■ Task brief ■
Write the lines from the one containing "2⊟def initialize(context): xyxy=(205,140,952,154)" through the one containing "39 record(stock_price=data[g.security].c… xyxy=(205,658,952,672)" as a JSON list of strings, one string per line and no blank lines. Include only these lines, counting both ends.

*-*-*

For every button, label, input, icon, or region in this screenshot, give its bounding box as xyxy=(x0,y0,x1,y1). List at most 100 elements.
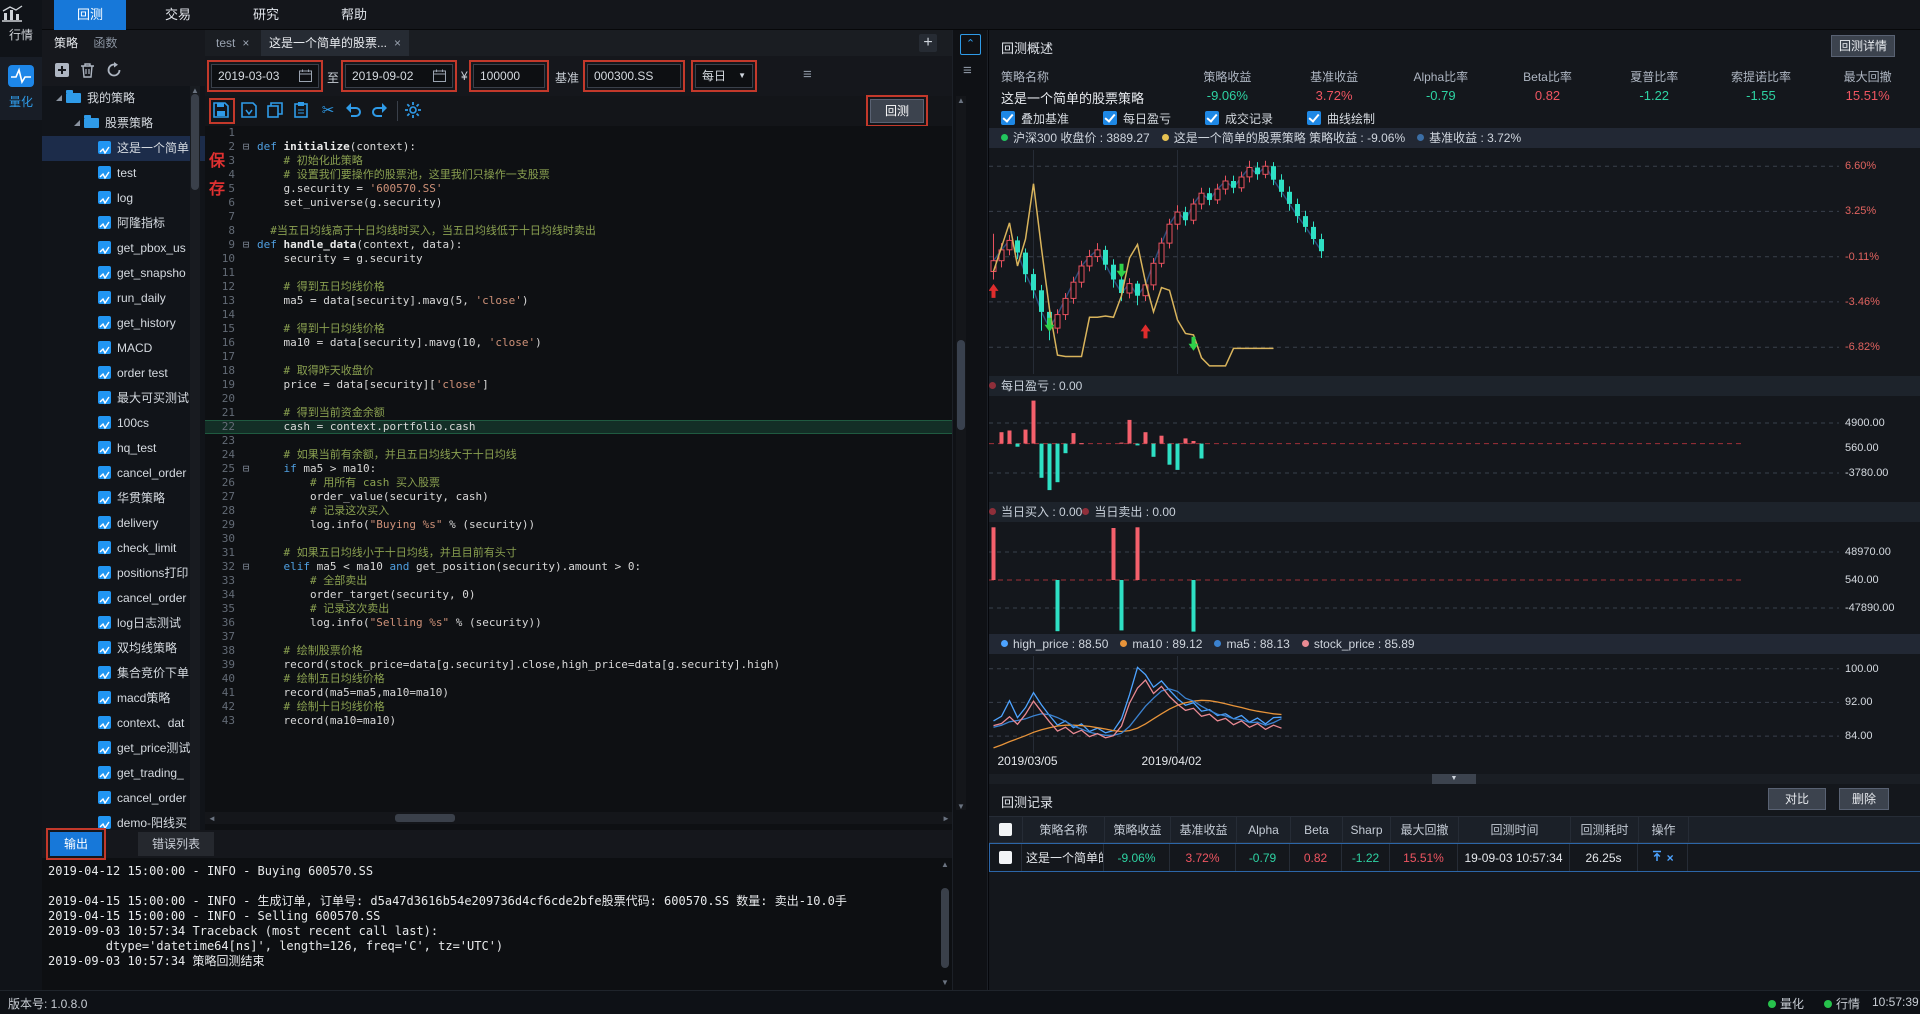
code-line-2[interactable]: 2⊟def initialize(context): xyxy=(205,140,952,154)
code-line-42[interactable]: 42 # 绘制十日均线价格 xyxy=(205,700,952,714)
end-date-input[interactable]: 2019-09-02 xyxy=(345,64,453,88)
pin-top-icon[interactable] xyxy=(1651,851,1663,865)
code-line-11[interactable]: 11 xyxy=(205,266,952,280)
editor-tab-test[interactable]: test× xyxy=(208,30,257,56)
code-line-17[interactable]: 17 xyxy=(205,350,952,364)
run-backtest-button[interactable]: 回测 xyxy=(870,99,924,123)
code-line-22[interactable]: 22 cash = context.portfolio.cash xyxy=(205,420,952,434)
tree-item-10[interactable]: order test xyxy=(42,361,205,386)
code-line-8[interactable]: 8 #当五日均线高于十日均线时买入，当五日均线低于十日均线时卖出 xyxy=(205,224,952,238)
code-line-9[interactable]: 9⊟def handle_data(context, data): xyxy=(205,238,952,252)
tree-folder-stocks[interactable]: 股票策略 xyxy=(42,111,205,136)
code-line-12[interactable]: 12 # 得到五日均线价格 xyxy=(205,280,952,294)
code-line-28[interactable]: 28 # 记录这次买入 xyxy=(205,504,952,518)
tab-strategy[interactable]: 策略 xyxy=(54,36,78,50)
tree-item-4[interactable]: 阿隆指标 xyxy=(42,211,205,236)
status-market[interactable]: 行情 xyxy=(1824,995,1860,1012)
scroll-down-button[interactable]: ▼ xyxy=(1432,774,1476,784)
code-line-19[interactable]: 19 price = data[security]['close'] xyxy=(205,378,952,392)
save-all-icon[interactable] xyxy=(241,102,259,120)
tree-item-25[interactable]: get_price测试 xyxy=(42,736,205,761)
editor-scroll-strip[interactable]: ⌃ ≡ ▲▼ xyxy=(952,30,988,990)
cut-icon[interactable]: ✂ xyxy=(319,102,337,120)
tree-item-1[interactable]: 这是一个简单 xyxy=(42,136,205,161)
tree-item-14[interactable]: cancel_order xyxy=(42,461,205,486)
save-icon[interactable] xyxy=(213,102,231,120)
menu-tab-1[interactable]: 回测 xyxy=(54,0,126,30)
code-line-39[interactable]: 39 record(stock_price=data[g.security].c… xyxy=(205,658,952,672)
copy-icon[interactable] xyxy=(267,102,285,120)
legend-item-3[interactable]: ma5 : 88.13 xyxy=(1214,637,1289,651)
tab-output[interactable]: 输出 xyxy=(50,832,102,856)
code-line-34[interactable]: 34 order_target(security, 0) xyxy=(205,588,952,602)
tree-item-2[interactable]: test xyxy=(42,161,205,186)
code-line-18[interactable]: 18 # 取得昨天收盘价 xyxy=(205,364,952,378)
code-line-10[interactable]: 10 security = g.security xyxy=(205,252,952,266)
tree-item-26[interactable]: get_trading_ xyxy=(42,761,205,786)
record-row[interactable]: 这是一个简单的-9.06%3.72%-0.790.82-1.2215.51%19… xyxy=(989,843,1920,872)
code-line-6[interactable]: 6 set_universe(g.security) xyxy=(205,196,952,210)
overview-chart[interactable]: 6.60%3.25%-0.11%-3.46%-6.82% xyxy=(989,150,1920,374)
row-checkbox[interactable] xyxy=(999,851,1012,864)
delete-strategy-icon[interactable] xyxy=(80,62,98,80)
code-line-15[interactable]: 15 # 得到十日均线价格 xyxy=(205,322,952,336)
code-line-7[interactable]: 7 xyxy=(205,210,952,224)
delete-record-icon[interactable]: × xyxy=(1667,851,1674,865)
code-line-29[interactable]: 29 log.info("Buying %s" % (security)) xyxy=(205,518,952,532)
price-chart[interactable]: 100.0092.0084.00 xyxy=(989,656,1920,753)
code-editor[interactable]: 12⊟def initialize(context):3 # 初始化此策略4 #… xyxy=(205,126,952,812)
code-line-33[interactable]: 33 # 全部卖出 xyxy=(205,574,952,588)
tree-item-21[interactable]: 双均线策略 xyxy=(42,636,205,661)
editor-tab-current[interactable]: 这是一个简单的股票...× xyxy=(261,30,409,56)
close-tab-icon[interactable]: × xyxy=(394,36,401,50)
select-all-checkbox[interactable] xyxy=(999,823,1012,836)
legend-item-2[interactable]: 这是一个简单的股票策略 策略收益 : -9.06% xyxy=(1162,131,1405,145)
code-line-38[interactable]: 38 # 绘制股票价格 xyxy=(205,644,952,658)
menu-tab-3[interactable]: 研究 xyxy=(230,0,302,30)
console-scrollbar[interactable]: ▲▼ xyxy=(940,860,950,986)
option-2[interactable]: 每日盈亏 xyxy=(1103,110,1171,128)
code-line-41[interactable]: 41 record(ma5=ma5,ma10=ma10) xyxy=(205,686,952,700)
expand-panel-button[interactable]: ⌃ xyxy=(960,34,981,55)
code-line-16[interactable]: 16 ma10 = data[security].mavg(10, 'close… xyxy=(205,336,952,350)
tab-error-list[interactable]: 错误列表 xyxy=(138,832,214,856)
option-4[interactable]: 曲线绘制 xyxy=(1307,110,1375,128)
cash-input[interactable]: 100000 xyxy=(473,64,545,88)
compare-button[interactable]: 对比 xyxy=(1768,788,1826,810)
code-line-23[interactable]: 23 xyxy=(205,434,952,448)
code-line-4[interactable]: 4 # 设置我们要操作的股票池，这里我们只操作一支股票 xyxy=(205,168,952,182)
code-line-37[interactable]: 37 xyxy=(205,630,952,644)
tree-item-11[interactable]: 最大可买测试 xyxy=(42,386,205,411)
redo-icon[interactable] xyxy=(371,102,389,120)
code-line-3[interactable]: 3 # 初始化此策略 xyxy=(205,154,952,168)
code-line-43[interactable]: 43 record(ma10=ma10) xyxy=(205,714,952,728)
tree-item-8[interactable]: get_history xyxy=(42,311,205,336)
legend-item-3[interactable]: 基准收益 : 3.72% xyxy=(1417,131,1521,145)
delete-button[interactable]: 删除 xyxy=(1839,788,1889,810)
trades-chart[interactable]: 48970.00540.00-47890.00 xyxy=(989,524,1920,636)
editor-vscroll-handle[interactable] xyxy=(957,340,965,430)
legend-item-2[interactable]: ma10 : 89.12 xyxy=(1120,637,1202,651)
tree-item-28[interactable]: demo-阳线买 xyxy=(42,811,205,830)
tree-item-9[interactable]: MACD xyxy=(42,336,205,361)
code-line-14[interactable]: 14 xyxy=(205,308,952,322)
panel-scroll-strip[interactable]: ▼ xyxy=(989,774,1920,784)
refresh-icon[interactable] xyxy=(106,62,124,80)
status-quant[interactable]: 量化 xyxy=(1768,995,1804,1012)
code-line-20[interactable]: 20 xyxy=(205,392,952,406)
option-1[interactable]: 叠加基准 xyxy=(1001,110,1069,128)
rail-item-quant[interactable]: 量化 xyxy=(0,57,42,120)
code-line-27[interactable]: 27 order_value(security, cash) xyxy=(205,490,952,504)
tree-item-17[interactable]: check_limit xyxy=(42,536,205,561)
code-line-24[interactable]: 24 # 如果当前有余额，并且五日均线大于十日均线 xyxy=(205,448,952,462)
tree-folder-root[interactable]: 我的策略 xyxy=(42,86,205,111)
undo-icon[interactable] xyxy=(345,102,363,120)
settings-gear-icon[interactable] xyxy=(405,102,423,120)
code-line-26[interactable]: 26 # 用所有 cash 买入股票 xyxy=(205,476,952,490)
tree-item-18[interactable]: positions打印 xyxy=(42,561,205,586)
tree-item-7[interactable]: run_daily xyxy=(42,286,205,311)
tree-scrollbar[interactable]: ▲ xyxy=(190,86,200,830)
tree-item-12[interactable]: 100cs xyxy=(42,411,205,436)
code-line-25[interactable]: 25⊟ if ma5 > ma10: xyxy=(205,462,952,476)
toolbar-overflow-icon[interactable]: ≡ xyxy=(803,66,812,83)
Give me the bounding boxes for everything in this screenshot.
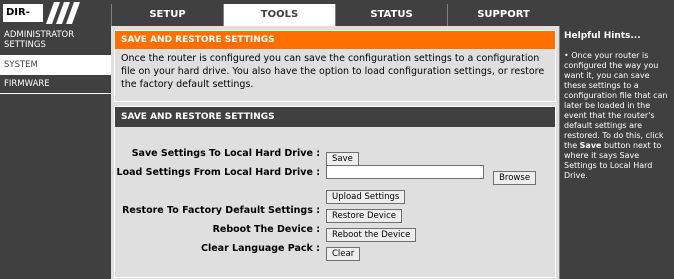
settings-box-title: SAVE AND RESTORE SETTINGS xyxy=(115,107,555,127)
save-settings-row: Save Settings To Local Hard Drive : Save xyxy=(114,146,554,166)
tab-tools[interactable]: TOOLS xyxy=(223,4,335,26)
upload-row: Upload Settings xyxy=(114,184,554,204)
helpful-hints-panel: Helpful Hints... • Once your router is c… xyxy=(559,26,674,279)
upload-settings-button[interactable]: Upload Settings xyxy=(326,190,406,204)
hints-text: • Once your router is configured the way… xyxy=(560,45,674,187)
hints-text-before: • Once your router is configured the way… xyxy=(564,51,668,150)
hints-text-bold: Save xyxy=(579,141,602,150)
settings-box: SAVE AND RESTORE SETTINGS Save Settings … xyxy=(114,106,556,278)
info-box-title: SAVE AND RESTORE SETTINGS xyxy=(115,31,555,49)
restore-label: Restore To Factory Default Settings : xyxy=(122,205,320,216)
reboot-label: Reboot The Device : xyxy=(212,224,320,235)
save-settings-label: Save Settings To Local Hard Drive : xyxy=(131,148,320,159)
sidebar: ADMINISTRATOR SETTINGS SYSTEM FIRMWARE xyxy=(0,26,111,279)
reboot-device-button[interactable]: Reboot the Device xyxy=(326,228,417,242)
tab-status[interactable]: STATUS xyxy=(335,4,447,26)
tab-setup[interactable]: SETUP xyxy=(111,4,223,26)
hints-title: Helpful Hints... xyxy=(564,31,641,41)
model-logo: DIR-516 xyxy=(3,4,43,36)
restore-row: Restore To Factory Default Settings : Re… xyxy=(114,203,554,223)
info-box-description: Once the router is configured you can sa… xyxy=(121,53,545,90)
restore-device-button[interactable]: Restore Device xyxy=(326,209,403,223)
info-box: SAVE AND RESTORE SETTINGS Once the route… xyxy=(114,30,556,102)
settings-box-body: Save Settings To Local Hard Drive : Save… xyxy=(116,129,554,276)
clear-language-label: Clear Language Pack : xyxy=(200,243,320,254)
load-settings-label: Load Settings From Local Hard Drive : xyxy=(116,167,320,178)
clear-language-row: Clear Language Pack : Clear xyxy=(114,241,554,261)
sidebar-item-administrator-settings[interactable]: ADMINISTRATOR SETTINGS xyxy=(0,26,111,56)
file-path-input[interactable] xyxy=(326,165,484,179)
main-content: SAVE AND RESTORE SETTINGS Once the route… xyxy=(111,26,559,279)
reboot-row: Reboot The Device : Reboot the Device xyxy=(114,222,554,242)
save-button[interactable]: Save xyxy=(326,152,359,166)
top-navigation-bar: DIR-516 SETUP TOOLS STATUS SUPPORT xyxy=(0,0,674,36)
clear-button[interactable]: Clear xyxy=(326,247,361,261)
sidebar-item-system[interactable]: SYSTEM xyxy=(0,56,111,75)
router-admin-page: DIR-516 SETUP TOOLS STATUS SUPPORT ADMIN… xyxy=(0,0,674,279)
load-settings-row: Load Settings From Local Hard Drive : Br… xyxy=(114,165,554,185)
browse-button[interactable]: Browse xyxy=(493,171,537,185)
tab-support[interactable]: SUPPORT xyxy=(447,4,559,26)
sidebar-item-firmware[interactable]: FIRMWARE xyxy=(0,75,111,94)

*-*-*

■ Output for this task ■
[
  "code-line-2[interactable]: 2⊟def initialize(context): xyxy=(205,140,952,154)",
  "code-line-42[interactable]: 42 # 绘制十日均线价格 xyxy=(205,700,952,714)",
  "end-date-input[interactable]: 2019-09-02 xyxy=(345,64,453,88)",
  "pin-top-icon[interactable] xyxy=(1651,851,1663,865)",
  "code-line-11[interactable]: 11 xyxy=(205,266,952,280)",
  "editor-tab-test[interactable]: test× xyxy=(208,30,257,56)",
  "code-line-17[interactable]: 17 xyxy=(205,350,952,364)",
  "run-backtest-button[interactable]: 回测 xyxy=(870,99,924,123)",
  "code-line-22[interactable]: 22 cash = context.portfolio.cash xyxy=(205,420,952,434)",
  "tree-item-10[interactable]: order test xyxy=(42,361,205,386)",
  "code-line-8[interactable]: 8 #当五日均线高于十日均线时买入，当五日均线低于十日均线时卖出 xyxy=(205,224,952,238)",
  "code-line-9[interactable]: 9⊟def handle_data(context, data): xyxy=(205,238,952,252)",
  "tree-folder-stocks[interactable]: 股票策略 xyxy=(42,111,205,136)",
  "code-line-12[interactable]: 12 # 得到五日均线价格 xyxy=(205,280,952,294)",
  "code-line-28[interactable]: 28 # 记录这次买入 xyxy=(205,504,952,518)",
  "tab-strategy[interactable]: 策略 xyxy=(54,36,78,50)",
  "tree-item-4[interactable]: 阿隆指标 xyxy=(42,211,205,236)",
  "status-market[interactable]: 行情 xyxy=(1824,995,1860,1012)",
  "scroll-down-button[interactable]: ▼ xyxy=(1432,774,1476,784)",
  "code-line-19[interactable]: 19 price = data[security]['close'] xyxy=(205,378,952,392)",
  "save-all-icon[interactable] xyxy=(241,102,259,120)",
  "tree-item-25[interactable]: get_price测试 xyxy=(42,736,205,761)",
  "editor-scroll-strip[interactable]: ⌃ ≡ ▲▼ xyxy=(952,30,988,990)",
  "cut-icon[interactable]: ✂ xyxy=(319,102,337,120)",
  "tree-item-1[interactable]: 这是一个简单 xyxy=(42,136,205,161)",
  "tree-item-14[interactable]: cancel_order xyxy=(42,461,205,486)",
  "save-icon[interactable] xyxy=(213,102,231,120)",
  "menu-tab-1[interactable]: 回测 xyxy=(54,0,126,30)",
  "code-line-39[interactable]: 39 record(stock_price=data[g.security].c… xyxy=(205,658,952,672)"
]